* _Input rows_:
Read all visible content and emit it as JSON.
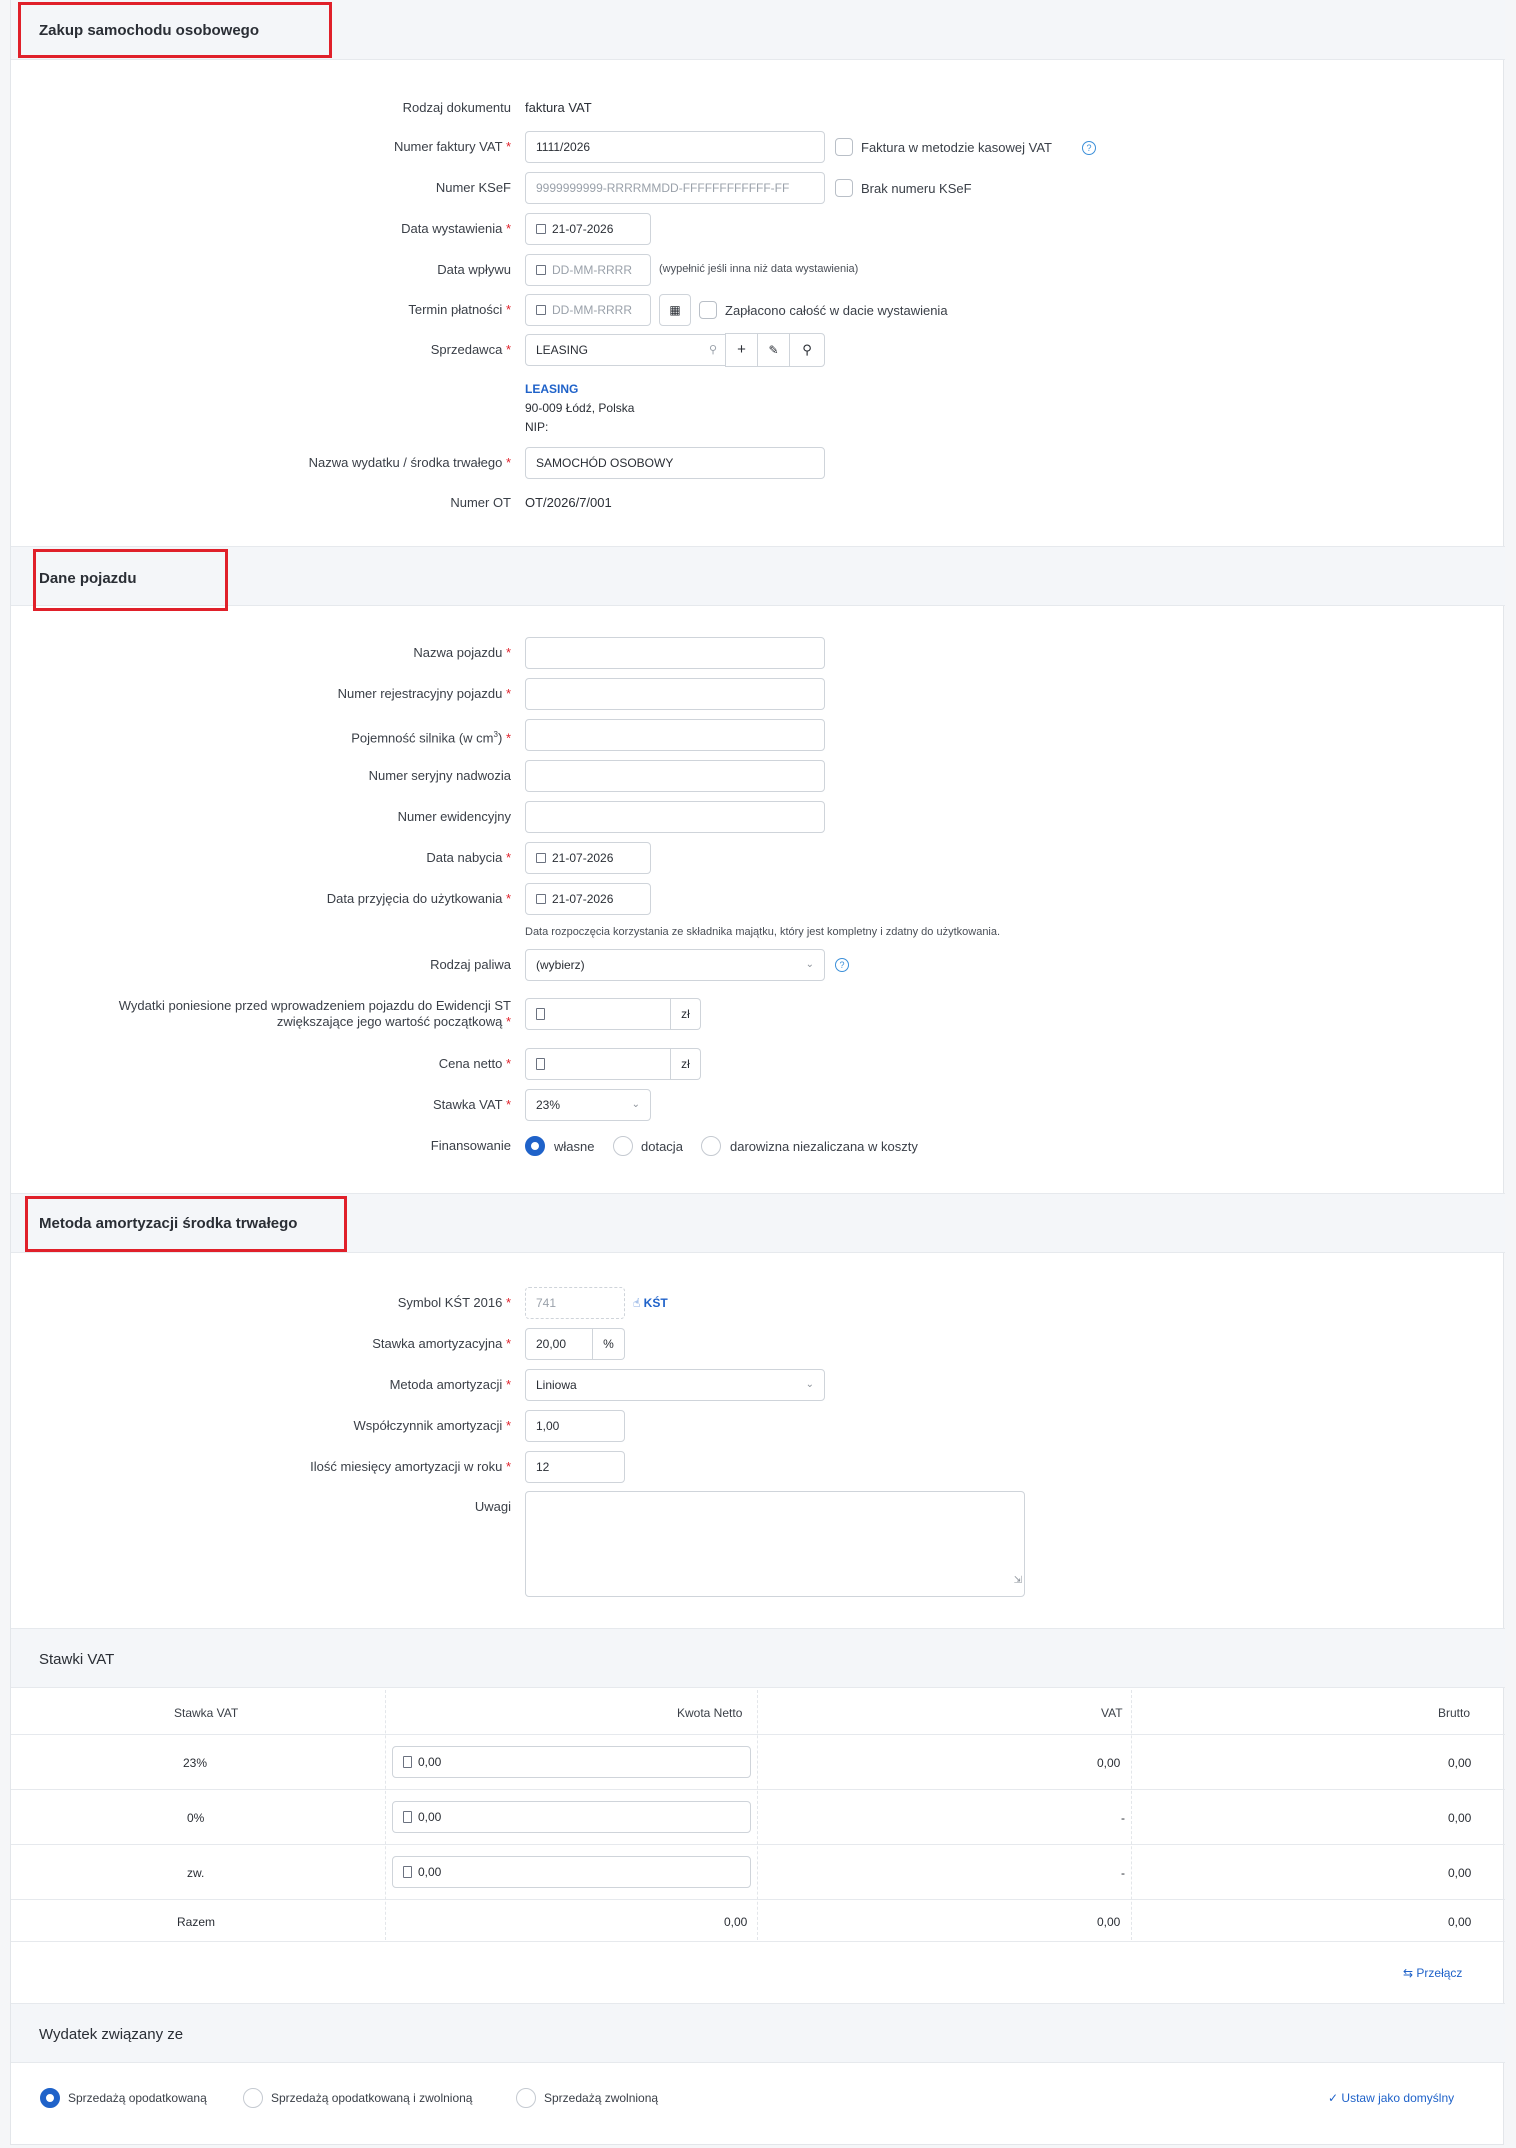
{
  "section1": {
    "title": "Zakup samochodu osobowego",
    "doc_type_label": "Rodzaj dokumentu",
    "doc_type_value": "faktura VAT",
    "invoice_no_label": "Numer faktury VAT",
    "invoice_no_value": "1111/2026",
    "cash_method_label": "Faktura w metodzie kasowej VAT",
    "ksef_label": "Numer KSeF",
    "ksef_placeholder": "9999999999-RRRRMMDD-FFFFFFFFFFFF-FF",
    "no_ksef_label": "Brak numeru KSeF",
    "issue_date_label": "Data wystawienia",
    "issue_date_value": "21-07-2026",
    "receipt_date_label": "Data wpływu",
    "date_placeholder": "DD-MM-RRRR",
    "receipt_hint": "(wypełnić jeśli inna niż data wystawienia)",
    "due_date_label": "Termin płatności",
    "paid_label": "Zapłacono całość w dacie wystawienia",
    "seller_label": "Sprzedawca",
    "seller_value": "LEASING",
    "seller_name": "LEASING",
    "seller_address": "90-009 Łódź, Polska",
    "seller_nip": "NIP:",
    "expense_name_label": "Nazwa wydatku / środka trwałego",
    "expense_name_value": "SAMOCHÓD OSOBOWY",
    "ot_label": "Numer OT",
    "ot_value": "OT/2026/7/001"
  },
  "section2": {
    "title": "Dane pojazdu",
    "vehicle_name_label": "Nazwa pojazdu",
    "reg_no_label": "Numer rejestracyjny pojazdu",
    "engine_label": "Pojemność silnika (w cm",
    "engine_sup": "3",
    "engine_label_end": ")",
    "vin_label": "Numer seryjny nadwozia",
    "evid_label": "Numer ewidencyjny",
    "acq_date_label": "Data nabycia",
    "acq_date_value": "21-07-2026",
    "use_date_label": "Data przyjęcia do użytkowania",
    "use_date_value": "21-07-2026",
    "use_date_hint": "Data rozpoczęcia korzystania ze składnika majątku, który jest kompletny i zdatny do użytkowania.",
    "fuel_label": "Rodzaj paliwa",
    "fuel_value": "(wybierz)",
    "expenses_label_1": "Wydatki poniesione przed wprowadzeniem pojazdu do Ewidencji ST",
    "expenses_label_2": "zwiększające jego wartość początkową",
    "currency": "zł",
    "net_price_label": "Cena netto",
    "vat_rate_label": "Stawka VAT",
    "vat_rate_value": "23%",
    "financing_label": "Finansowanie",
    "financing_options": [
      "własne",
      "dotacja",
      "darowizna niezaliczana w koszty"
    ],
    "financing_selected": "własne"
  },
  "section3": {
    "title": "Metoda amortyzacji środka trwałego",
    "kst_label": "Symbol KŚT 2016",
    "kst_value": "741",
    "kst_link": "KŚT",
    "rate_label": "Stawka amortyzacyjna",
    "rate_value": "20,00",
    "rate_unit": "%",
    "method_label": "Metoda amortyzacji",
    "method_value": "Liniowa",
    "coef_label": "Współczynnik amortyzacji",
    "coef_value": "1,00",
    "months_label": "Ilość miesięcy amortyzacji w roku",
    "months_value": "12",
    "notes_label": "Uwagi"
  },
  "vat_table": {
    "title": "Stawki VAT",
    "headers": [
      "Stawka VAT",
      "Kwota Netto",
      "VAT",
      "Brutto"
    ],
    "rows": [
      {
        "rate": "23%",
        "net": "0,00",
        "vat": "0,00",
        "gross": "0,00"
      },
      {
        "rate": "0%",
        "net": "0,00",
        "vat": "-",
        "gross": "0,00"
      },
      {
        "rate": "zw.",
        "net": "0,00",
        "vat": "-",
        "gross": "0,00"
      }
    ],
    "total": {
      "label": "Razem",
      "net": "0,00",
      "vat": "0,00",
      "gross": "0,00"
    },
    "switch_link": "Przełącz"
  },
  "section5": {
    "title": "Wydatek związany ze",
    "options": [
      "Sprzedażą opodatkowaną",
      "Sprzedażą opodatkowaną i zwolnioną",
      "Sprzedażą zwolnioną"
    ],
    "selected": "Sprzedażą opodatkowaną",
    "default_link": "Ustaw jako domyślny"
  },
  "colors": {
    "accent": "#1f62c9",
    "required": "#e0202a",
    "highlight_box": "#e0202a"
  }
}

* _What to work on_: Leave out the pictures and reproduce the rest of the listing exactly.

* _Task response_:
Read all visible content and emit it as JSON.
{
  "section1": {
    "title": "Zakup samochodu osobowego",
    "doc_type_label": "Rodzaj dokumentu",
    "doc_type_value": "faktura VAT",
    "invoice_no_label": "Numer faktury VAT",
    "invoice_no_value": "1111/2026",
    "cash_method_label": "Faktura w metodzie kasowej VAT",
    "ksef_label": "Numer KSeF",
    "ksef_placeholder": "9999999999-RRRRMMDD-FFFFFFFFFFFF-FF",
    "no_ksef_label": "Brak numeru KSeF",
    "issue_date_label": "Data wystawienia",
    "issue_date_value": "21-07-2026",
    "receipt_date_label": "Data wpływu",
    "date_placeholder": "DD-MM-RRRR",
    "receipt_hint": "(wypełnić jeśli inna niż data wystawienia)",
    "due_date_label": "Termin płatności",
    "paid_label": "Zapłacono całość w dacie wystawienia",
    "seller_label": "Sprzedawca",
    "seller_value": "LEASING",
    "seller_name": "LEASING",
    "seller_address": "90-009 Łódź, Polska",
    "seller_nip": "NIP:",
    "expense_name_label": "Nazwa wydatku / środka trwałego",
    "expense_name_value": "SAMOCHÓD OSOBOWY",
    "ot_label": "Numer OT",
    "ot_value": "OT/2026/7/001"
  },
  "section2": {
    "title": "Dane pojazdu",
    "vehicle_name_label": "Nazwa pojazdu",
    "reg_no_label": "Numer rejestracyjny pojazdu",
    "engine_label": "Pojemność silnika (w cm",
    "engine_sup": "3",
    "engine_label_end": ")",
    "vin_label": "Numer seryjny nadwozia",
    "evid_label": "Numer ewidencyjny",
    "acq_date_label": "Data nabycia",
    "acq_date_value": "21-07-2026",
    "use_date_label": "Data przyjęcia do użytkowania",
    "use_date_value": "21-07-2026",
    "use_date_hint": "Data rozpoczęcia korzystania ze składnika majątku, który jest kompletny i zdatny do użytkowania.",
    "fuel_label": "Rodzaj paliwa",
    "fuel_value": "(wybierz)",
    "expenses_label_1": "Wydatki poniesione przed wprowadzeniem pojazdu do Ewidencji ST",
    "expenses_label_2": "zwiększające jego wartość początkową",
    "currency": "zł",
    "net_price_label": "Cena netto",
    "vat_rate_label": "Stawka VAT",
    "vat_rate_value": "23%",
    "financing_label": "Finansowanie",
    "financing_options": [
      "własne",
      "dotacja",
      "darowizna niezaliczana w koszty"
    ],
    "financing_selected": "własne"
  },
  "section3": {
    "title": "Metoda amortyzacji środka trwałego",
    "kst_label": "Symbol KŚT 2016",
    "kst_value": "741",
    "kst_link": "KŚT",
    "rate_label": "Stawka amortyzacyjna",
    "rate_value": "20,00",
    "rate_unit": "%",
    "method_label": "Metoda amortyzacji",
    "method_value": "Liniowa",
    "coef_label": "Współczynnik amortyzacji",
    "coef_value": "1,00",
    "months_label": "Ilość miesięcy amortyzacji w roku",
    "months_value": "12",
    "notes_label": "Uwagi"
  },
  "vat_table": {
    "title": "Stawki VAT",
    "headers": [
      "Stawka VAT",
      "Kwota Netto",
      "VAT",
      "Brutto"
    ],
    "rows": [
      {
        "rate": "23%",
        "net": "0,00",
        "vat": "0,00",
        "gross": "0,00"
      },
      {
        "rate": "0%",
        "net": "0,00",
        "vat": "-",
        "gross": "0,00"
      },
      {
        "rate": "zw.",
        "net": "0,00",
        "vat": "-",
        "gross": "0,00"
      }
    ],
    "total": {
      "label": "Razem",
      "net": "0,00",
      "vat": "0,00",
      "gross": "0,00"
    },
    "switch_link": "Przełącz"
  },
  "section5": {
    "title": "Wydatek związany ze",
    "options": [
      "Sprzedażą opodatkowaną",
      "Sprzedażą opodatkowaną i zwolnioną",
      "Sprzedażą zwolnioną"
    ],
    "selected": "Sprzedażą opodatkowaną",
    "default_link": "Ustaw jako domyślny"
  },
  "colors": {
    "accent": "#1f62c9",
    "required": "#e0202a",
    "highlight_box": "#e0202a"
  }
}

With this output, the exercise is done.